DIRECTION:
Copy all the entries word for word, but omit the pictures.

PROVIDED DATA:
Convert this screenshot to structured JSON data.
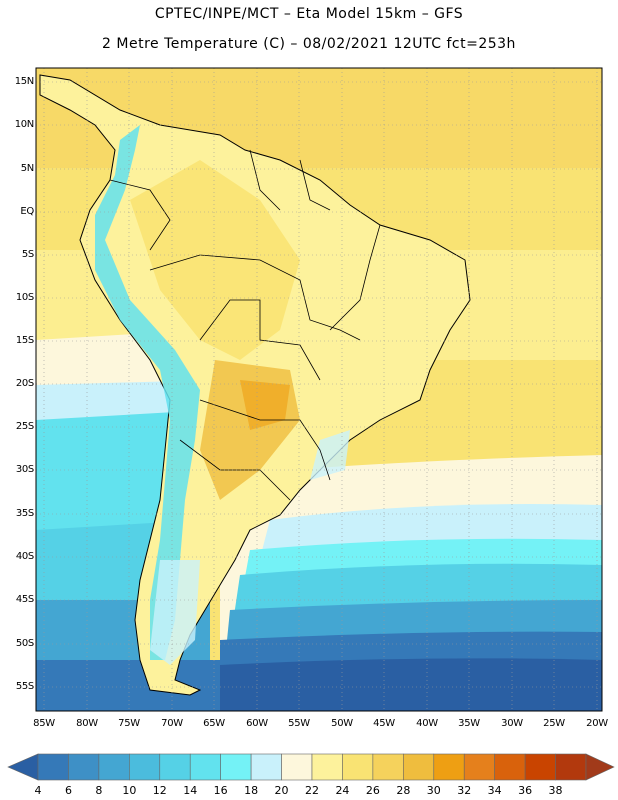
{
  "header": {
    "line1": "CPTEC/INPE/MCT –  Eta Model 15km – GFS",
    "line2": "2 Metre Temperature (C) – 08/02/2021 12UTC fct=253h"
  },
  "map": {
    "lat_labels": [
      "15N",
      "10N",
      "5N",
      "EQ",
      "5S",
      "10S",
      "15S",
      "20S",
      "25S",
      "30S",
      "35S",
      "40S",
      "45S",
      "50S",
      "55S"
    ],
    "lon_labels": [
      "85W",
      "80W",
      "75W",
      "70W",
      "65W",
      "60W",
      "55W",
      "50W",
      "45W",
      "40W",
      "35W",
      "30W",
      "25W",
      "20W"
    ],
    "grid": "dotted"
  },
  "colorbar": {
    "labels": [
      "4",
      "6",
      "8",
      "10",
      "12",
      "14",
      "16",
      "18",
      "20",
      "22",
      "24",
      "26",
      "28",
      "30",
      "32",
      "34",
      "36",
      "38"
    ],
    "colors": [
      "#2a5fa3",
      "#3579b8",
      "#3e90c6",
      "#44a6d2",
      "#4bbcdd",
      "#55d1e6",
      "#62e2ee",
      "#74f2f6",
      "#c9f1fb",
      "#fdf7dc",
      "#fdf29c",
      "#f9e373",
      "#f5d25c",
      "#efbd3e",
      "#ee9f13",
      "#e5801c",
      "#d9620c",
      "#c94400",
      "#b2390d",
      "#a13a1a"
    ]
  }
}
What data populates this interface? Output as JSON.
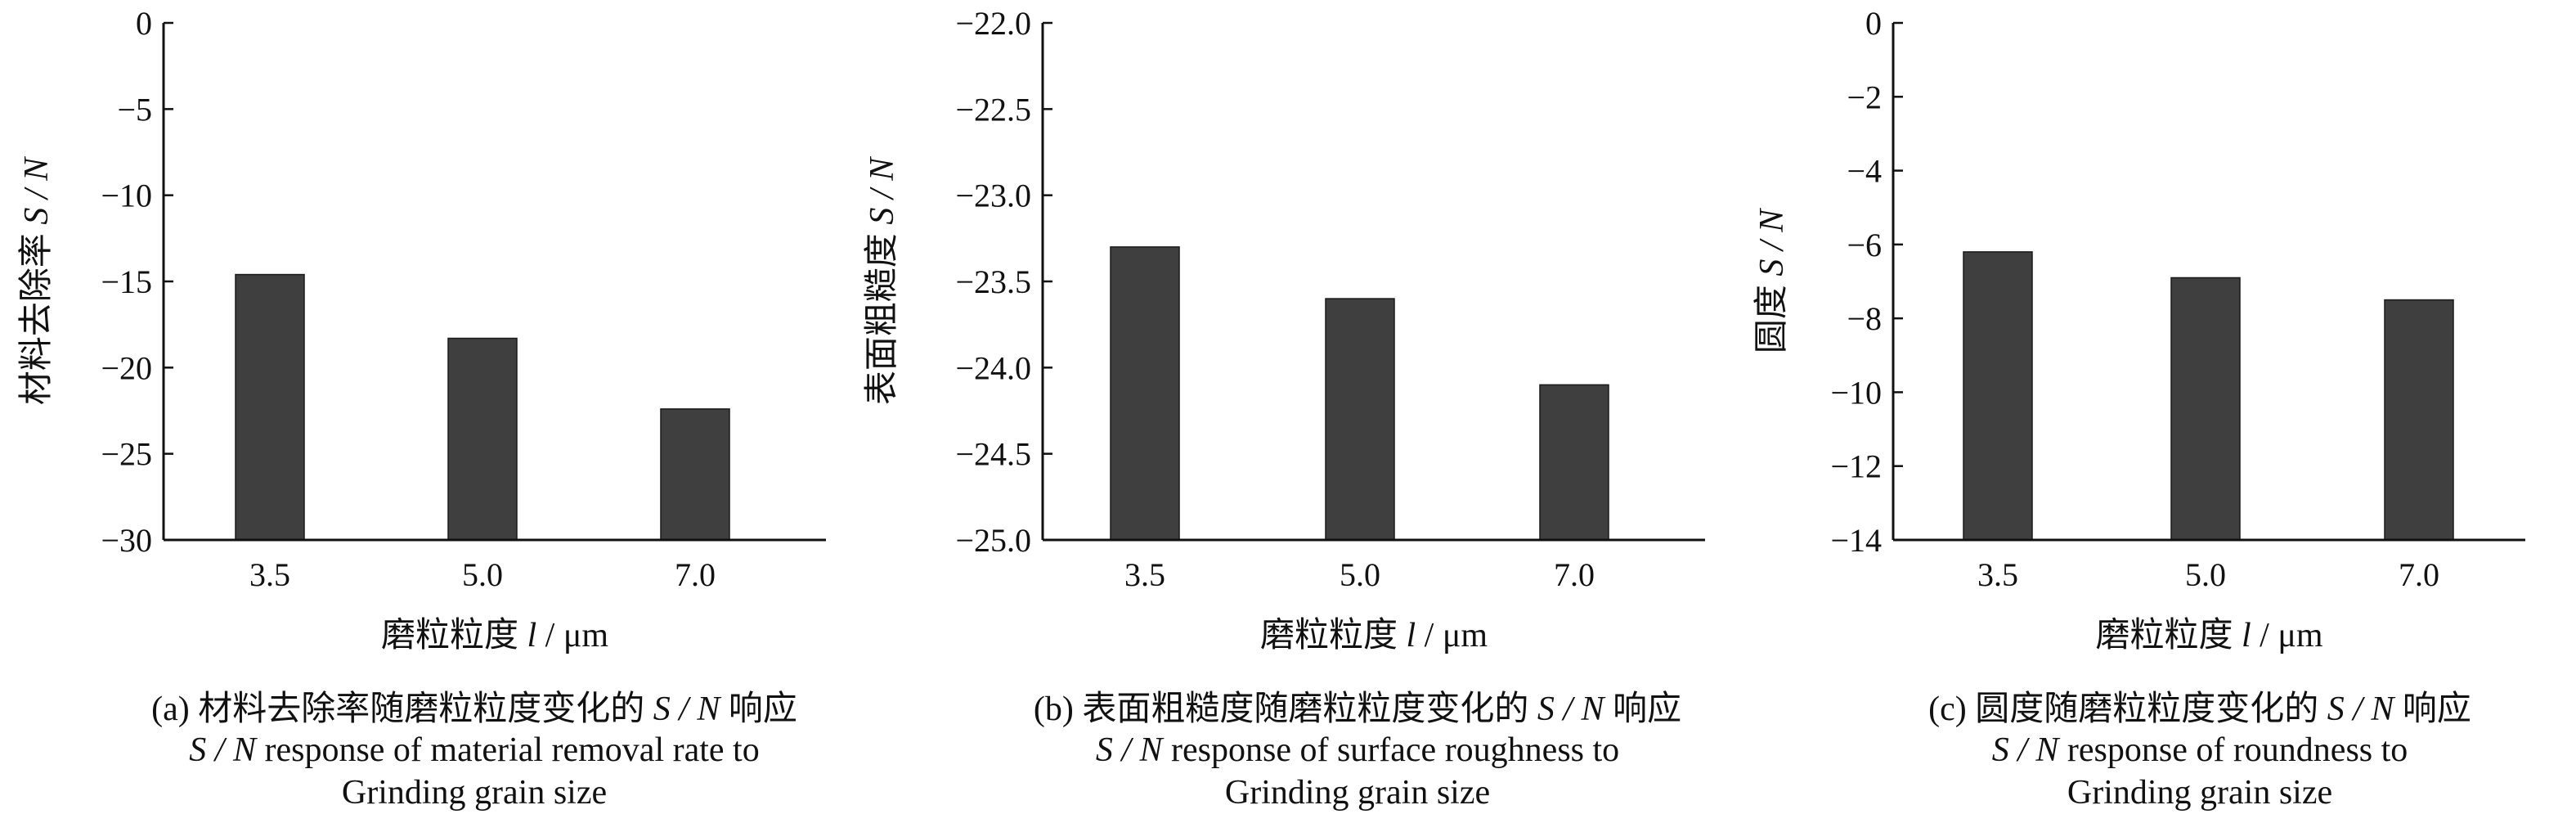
{
  "chart_data": [
    {
      "type": "bar",
      "id": "a",
      "categories": [
        "3.5",
        "5.0",
        "7.0"
      ],
      "values": [
        -14.6,
        -18.3,
        -22.4
      ],
      "xlabel": "磨粒粒度 l / μm",
      "ylabel": "材料去除率 S / N",
      "ylim": [
        -30,
        0
      ],
      "yticks": [
        0,
        -5,
        -10,
        -15,
        -20,
        -25,
        -30
      ],
      "ytick_labels": [
        "0",
        "−5",
        "−10",
        "−15",
        "−20",
        "−25",
        "−30"
      ],
      "caption_lines": [
        "(a) 材料去除率随磨粒粒度变化的 S / N 响应",
        "S / N response of material removal rate to",
        "Grinding grain size"
      ],
      "bar_color": "#3f3f3f"
    },
    {
      "type": "bar",
      "id": "b",
      "categories": [
        "3.5",
        "5.0",
        "7.0"
      ],
      "values": [
        -23.3,
        -23.6,
        -24.1
      ],
      "xlabel": "磨粒粒度 l / μm",
      "ylabel": "表面粗糙度 S / N",
      "ylim": [
        -25,
        -22
      ],
      "yticks": [
        -22,
        -22.5,
        -23,
        -23.5,
        -24,
        -24.5,
        -25
      ],
      "ytick_labels": [
        "−22.0",
        "−22.5",
        "−23.0",
        "−23.5",
        "−24.0",
        "−24.5",
        "−25.0"
      ],
      "caption_lines": [
        "(b) 表面粗糙度随磨粒粒度变化的 S / N 响应",
        "S / N response of surface roughness to",
        "Grinding grain size"
      ],
      "bar_color": "#3f3f3f"
    },
    {
      "type": "bar",
      "id": "c",
      "categories": [
        "3.5",
        "5.0",
        "7.0"
      ],
      "values": [
        -6.2,
        -6.9,
        -7.5
      ],
      "xlabel": "磨粒粒度 l / μm",
      "ylabel": "圆度 S / N",
      "ylim": [
        -14,
        0
      ],
      "yticks": [
        0,
        -2,
        -4,
        -6,
        -8,
        -10,
        -12,
        -14
      ],
      "ytick_labels": [
        "0",
        "−2",
        "−4",
        "−6",
        "−8",
        "−10",
        "−12",
        "−14"
      ],
      "caption_lines": [
        "(c) 圆度随磨粒粒度变化的 S / N 响应",
        "S / N response of roundness to",
        "Grinding grain size"
      ],
      "bar_color": "#3f3f3f"
    }
  ]
}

WRITTEN SOLUTION:
Convert this screenshot to structured JSON data.
{
  "header": {
    "line1": "CPTEC/INPE/MCT –  Eta Model 15km – GFS",
    "line2": "2 Metre Temperature (C) – 08/02/2021 12UTC fct=253h"
  },
  "map": {
    "lat_labels": [
      "15N",
      "10N",
      "5N",
      "EQ",
      "5S",
      "10S",
      "15S",
      "20S",
      "25S",
      "30S",
      "35S",
      "40S",
      "45S",
      "50S",
      "55S"
    ],
    "lon_labels": [
      "85W",
      "80W",
      "75W",
      "70W",
      "65W",
      "60W",
      "55W",
      "50W",
      "45W",
      "40W",
      "35W",
      "30W",
      "25W",
      "20W"
    ],
    "grid": "dotted"
  },
  "colorbar": {
    "labels": [
      "4",
      "6",
      "8",
      "10",
      "12",
      "14",
      "16",
      "18",
      "20",
      "22",
      "24",
      "26",
      "28",
      "30",
      "32",
      "34",
      "36",
      "38"
    ],
    "colors": [
      "#2a5fa3",
      "#3579b8",
      "#3e90c6",
      "#44a6d2",
      "#4bbcdd",
      "#55d1e6",
      "#62e2ee",
      "#74f2f6",
      "#c9f1fb",
      "#fdf7dc",
      "#fdf29c",
      "#f9e373",
      "#f5d25c",
      "#efbd3e",
      "#ee9f13",
      "#e5801c",
      "#d9620c",
      "#c94400",
      "#b2390d",
      "#a13a1a"
    ]
  }
}
What data populates this interface? Output as JSON.
{
  "chart_data": [
    {
      "type": "bar",
      "id": "a",
      "categories": [
        "3.5",
        "5.0",
        "7.0"
      ],
      "values": [
        -14.6,
        -18.3,
        -22.4
      ],
      "xlabel": "磨粒粒度 l / μm",
      "ylabel": "材料去除率 S / N",
      "ylim": [
        -30,
        0
      ],
      "yticks": [
        0,
        -5,
        -10,
        -15,
        -20,
        -25,
        -30
      ],
      "ytick_labels": [
        "0",
        "−5",
        "−10",
        "−15",
        "−20",
        "−25",
        "−30"
      ],
      "caption_lines": [
        "(a) 材料去除率随磨粒粒度变化的 S / N 响应",
        "S / N response of material removal rate to",
        "Grinding grain size"
      ],
      "bar_color": "#3f3f3f"
    },
    {
      "type": "bar",
      "id": "b",
      "categories": [
        "3.5",
        "5.0",
        "7.0"
      ],
      "values": [
        -23.3,
        -23.6,
        -24.1
      ],
      "xlabel": "磨粒粒度 l / μm",
      "ylabel": "表面粗糙度 S / N",
      "ylim": [
        -25,
        -22
      ],
      "yticks": [
        -22,
        -22.5,
        -23,
        -23.5,
        -24,
        -24.5,
        -25
      ],
      "ytick_labels": [
        "−22.0",
        "−22.5",
        "−23.0",
        "−23.5",
        "−24.0",
        "−24.5",
        "−25.0"
      ],
      "caption_lines": [
        "(b) 表面粗糙度随磨粒粒度变化的 S / N 响应",
        "S / N response of surface roughness to",
        "Grinding grain size"
      ],
      "bar_color": "#3f3f3f"
    },
    {
      "type": "bar",
      "id": "c",
      "categories": [
        "3.5",
        "5.0",
        "7.0"
      ],
      "values": [
        -6.2,
        -6.9,
        -7.5
      ],
      "xlabel": "磨粒粒度 l / μm",
      "ylabel": "圆度 S / N",
      "ylim": [
        -14,
        0
      ],
      "yticks": [
        0,
        -2,
        -4,
        -6,
        -8,
        -10,
        -12,
        -14
      ],
      "ytick_labels": [
        "0",
        "−2",
        "−4",
        "−6",
        "−8",
        "−10",
        "−12",
        "−14"
      ],
      "caption_lines": [
        "(c) 圆度随磨粒粒度变化的 S / N 响应",
        "S / N response of roundness to",
        "Grinding grain size"
      ],
      "bar_color": "#3f3f3f"
    }
  ]
}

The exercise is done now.